# [WHAT THIS TASK INVOLVES]
Return every line of the records below verbatim, with no pictures in the copy.

Collected data:
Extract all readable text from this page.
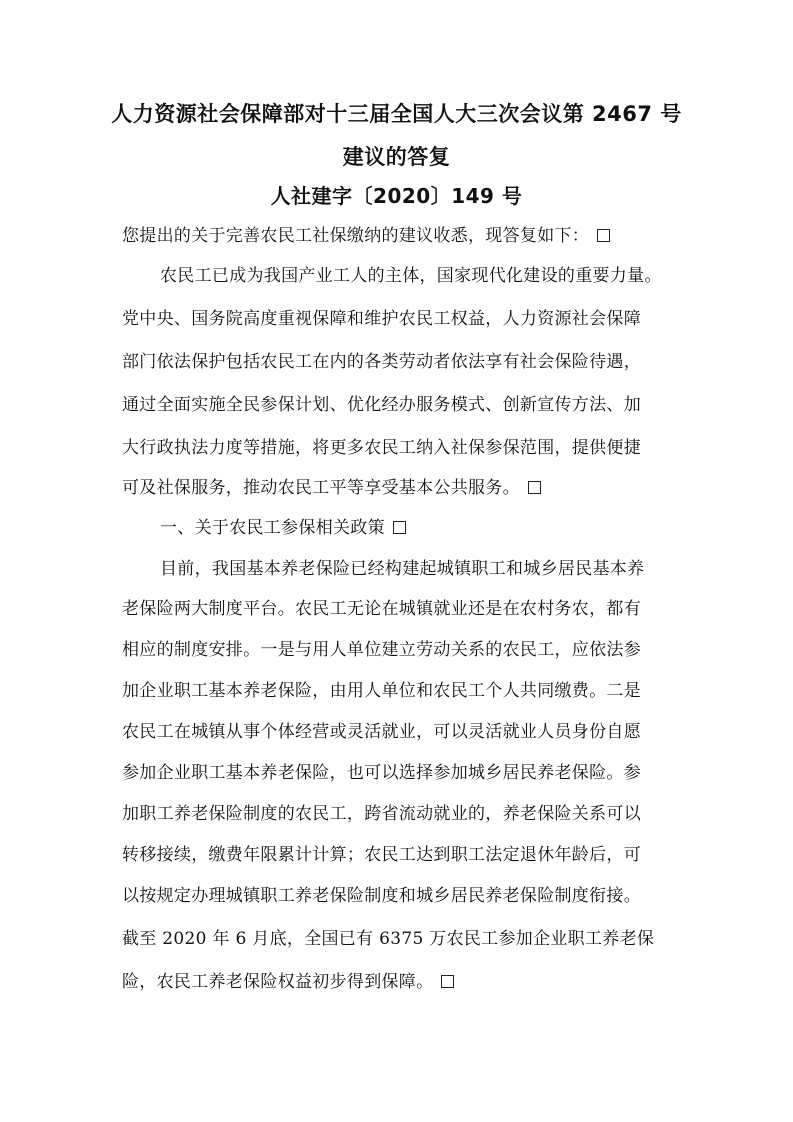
人力资源社会保障部对十三届全国人大三次会议第 2467 号
建议的答复
人社建字〔2020〕149 号
您提出的关于完善农民工社保缴纳的建议收悉，现答复如下：
农民工已成为我国产业工人的主体，国家现代化建设的重要力量。
党中央、国务院高度重视保障和维护农民工权益，人力资源社会保障
部门依法保护包括农民工在内的各类劳动者依法享有社会保险待遇，
通过全面实施全民参保计划、优化经办服务模式、创新宣传方法、加
大行政执法力度等措施，将更多农民工纳入社保参保范围，提供便捷
可及社保服务，推动农民工平等享受基本公共服务。
一、关于农民工参保相关政策
目前，我国基本养老保险已经构建起城镇职工和城乡居民基本养
老保险两大制度平台。农民工无论在城镇就业还是在农村务农，都有
相应的制度安排。一是与用人单位建立劳动关系的农民工，应依法参
加企业职工基本养老保险，由用人单位和农民工个人共同缴费。二是
农民工在城镇从事个体经营或灵活就业，可以灵活就业人员身份自愿
参加企业职工基本养老保险，也可以选择参加城乡居民养老保险。参
加职工养老保险制度的农民工，跨省流动就业的，养老保险关系可以
转移接续，缴费年限累计计算；农民工达到职工法定退休年龄后，可
以按规定办理城镇职工养老保险制度和城乡居民养老保险制度衔接。
截至 2020 年 6 月底，全国已有 6375 万农民工参加企业职工养老保
险，农民工养老保险权益初步得到保障。
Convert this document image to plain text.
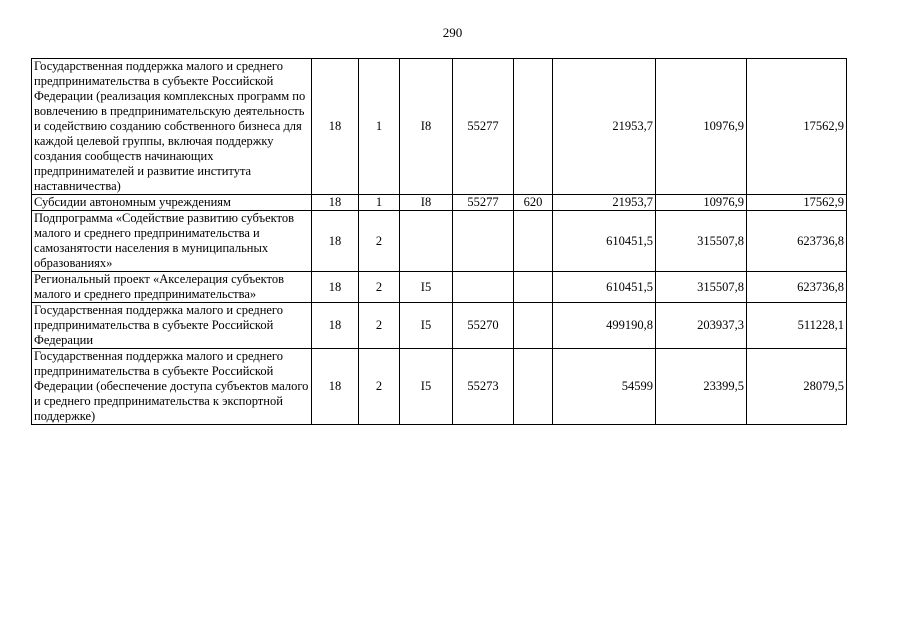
290
Государственная поддержка малого и среднего предпринимательства в субъекте Российской Федерации (реализация комплексных программ по вовлечению в предпринимательскую деятельность и содействию созданию собственного бизнеса для каждой целевой группы, включая поддержку создания сообществ начинающих предпринимателей и развитие института наставничества)	18	1	I8	55277		21953,7	10976,9	17562,9
Субсидии автономным учреждениям	18	1	I8	55277	620	21953,7	10976,9	17562,9
Подпрограмма «Содействие развитию субъектов малого и среднего предпринимательства и самозанятости населения в муниципальных образованиях»	18	2				610451,5	315507,8	623736,8
Региональный проект «Акселерация субъектов малого и среднего предпринимательства»	18	2	I5			610451,5	315507,8	623736,8
Государственная поддержка малого и среднего предпринимательства в субъекте Российской Федерации	18	2	I5	55270		499190,8	203937,3	511228,1
Государственная поддержка малого и среднего предпринимательства в субъекте Российской Федерации (обеспечение доступа субъектов малого и среднего предпринимательства к экспортной поддержке)	18	2	I5	55273		54599	23399,5	28079,5
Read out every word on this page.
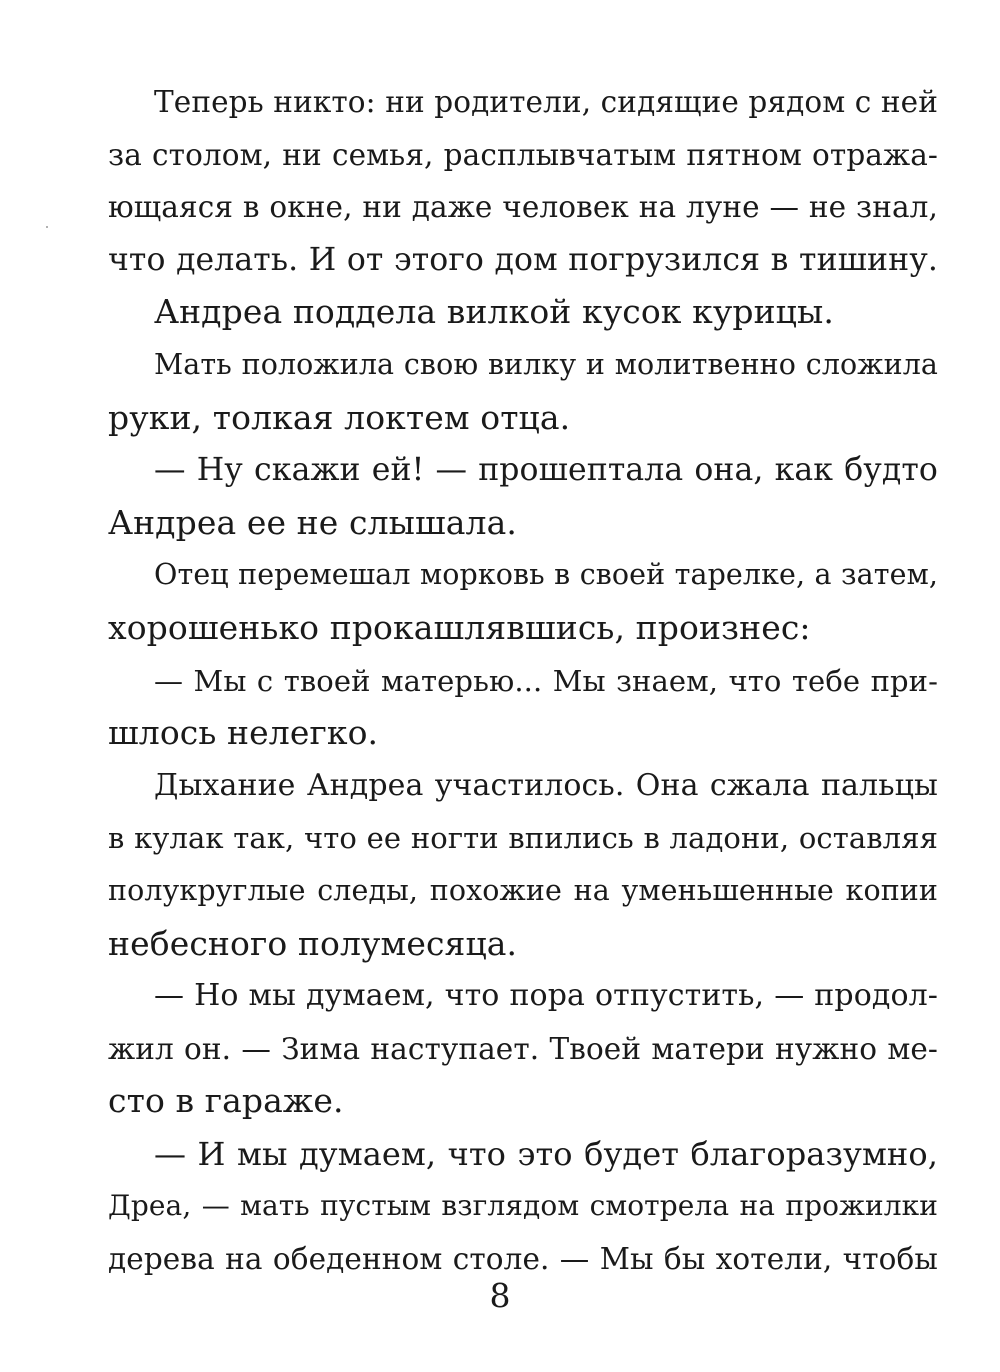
Теперь никто: ни родители, сидящие рядом с ней
за столом, ни семья, расплывчатым пятном отража-
ющаяся в окне, ни даже человек на луне — не знал,
что делать. И от этого дом погрузился в тишину.
Андреа поддела вилкой кусок курицы.
Мать положила свою вилку и молитвенно сложила
руки, толкая локтем отца.
— Ну скажи ей! — прошептала она, как будто
Андреа ее не слышала.
Отец перемешал морковь в своей тарелке, а затем,
хорошенько прокашлявшись, произнес:
— Мы с твоей матерью... Мы знаем, что тебе при-
шлось нелегко.
Дыхание Андреа участилось. Она сжала пальцы
в кулак так, что ее ногти впились в ладони, оставляя
полукруглые следы, похожие на уменьшенные копии
небесного полумесяца.
— Но мы думаем, что пора отпустить, — продол-
жил он. — Зима наступает. Твоей матери нужно ме-
сто в гараже.
— И мы думаем, что это будет благоразумно,
Дреа, — мать пустым взглядом смотрела на прожилки
дерева на обеденном столе. — Мы бы хотели, чтобы
8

# [COMPLETE ANSWER]
Extract all readable text from this page.
人力资源社会保障部对十三届全国人大三次会议第 2467 号
建议的答复
人社建字〔2020〕149 号
您提出的关于完善农民工社保缴纳的建议收悉，现答复如下：
农民工已成为我国产业工人的主体，国家现代化建设的重要力量。
党中央、国务院高度重视保障和维护农民工权益，人力资源社会保障
部门依法保护包括农民工在内的各类劳动者依法享有社会保险待遇，
通过全面实施全民参保计划、优化经办服务模式、创新宣传方法、加
大行政执法力度等措施，将更多农民工纳入社保参保范围，提供便捷
可及社保服务，推动农民工平等享受基本公共服务。
一、关于农民工参保相关政策
目前，我国基本养老保险已经构建起城镇职工和城乡居民基本养
老保险两大制度平台。农民工无论在城镇就业还是在农村务农，都有
相应的制度安排。一是与用人单位建立劳动关系的农民工，应依法参
加企业职工基本养老保险，由用人单位和农民工个人共同缴费。二是
农民工在城镇从事个体经营或灵活就业，可以灵活就业人员身份自愿
参加企业职工基本养老保险，也可以选择参加城乡居民养老保险。参
加职工养老保险制度的农民工，跨省流动就业的，养老保险关系可以
转移接续，缴费年限累计计算；农民工达到职工法定退休年龄后，可
以按规定办理城镇职工养老保险制度和城乡居民养老保险制度衔接。
截至 2020 年 6 月底，全国已有 6375 万农民工参加企业职工养老保
险，农民工养老保险权益初步得到保障。
Convert this document image to plain text.
290
Государственная поддержка малого и среднего предпринимательства в субъекте Российской Федерации (реализация комплексных программ по вовлечению в предпринимательскую деятельность и содействию созданию собственного бизнеса для каждой целевой группы, включая поддержку создания сообществ начинающих предпринимателей и развитие института наставничества)	18	1	I8	55277		21953,7	10976,9	17562,9
Субсидии автономным учреждениям	18	1	I8	55277	620	21953,7	10976,9	17562,9
Подпрограмма «Содействие развитию субъектов малого и среднего предпринимательства и самозанятости населения в муниципальных образованиях»	18	2				610451,5	315507,8	623736,8
Региональный проект «Акселерация субъектов малого и среднего предпринимательства»	18	2	I5			610451,5	315507,8	623736,8
Государственная поддержка малого и среднего предпринимательства в субъекте Российской Федерации	18	2	I5	55270		499190,8	203937,3	511228,1
Государственная поддержка малого и среднего предпринимательства в субъекте Российской Федерации (обеспечение доступа субъектов малого и среднего предпринимательства к экспортной поддержке)	18	2	I5	55273		54599	23399,5	28079,5
Read out every word on this page.
Теперь никто: ни родители, сидящие рядом с ней
за столом, ни семья, расплывчатым пятном отража-
ющаяся в окне, ни даже человек на луне — не знал,
что делать. И от этого дом погрузился в тишину.
Андреа поддела вилкой кусок курицы.
Мать положила свою вилку и молитвенно сложила
руки, толкая локтем отца.
— Ну скажи ей! — прошептала она, как будто
Андреа ее не слышала.
Отец перемешал морковь в своей тарелке, а затем,
хорошенько прокашлявшись, произнес:
— Мы с твоей матерью... Мы знаем, что тебе при-
шлось нелегко.
Дыхание Андреа участилось. Она сжала пальцы
в кулак так, что ее ногти впились в ладони, оставляя
полукруглые следы, похожие на уменьшенные копии
небесного полумесяца.
— Но мы думаем, что пора отпустить, — продол-
жил он. — Зима наступает. Твоей матери нужно ме-
сто в гараже.
— И мы думаем, что это будет благоразумно,
Дреа, — мать пустым взглядом смотрела на прожилки
дерева на обеденном столе. — Мы бы хотели, чтобы
8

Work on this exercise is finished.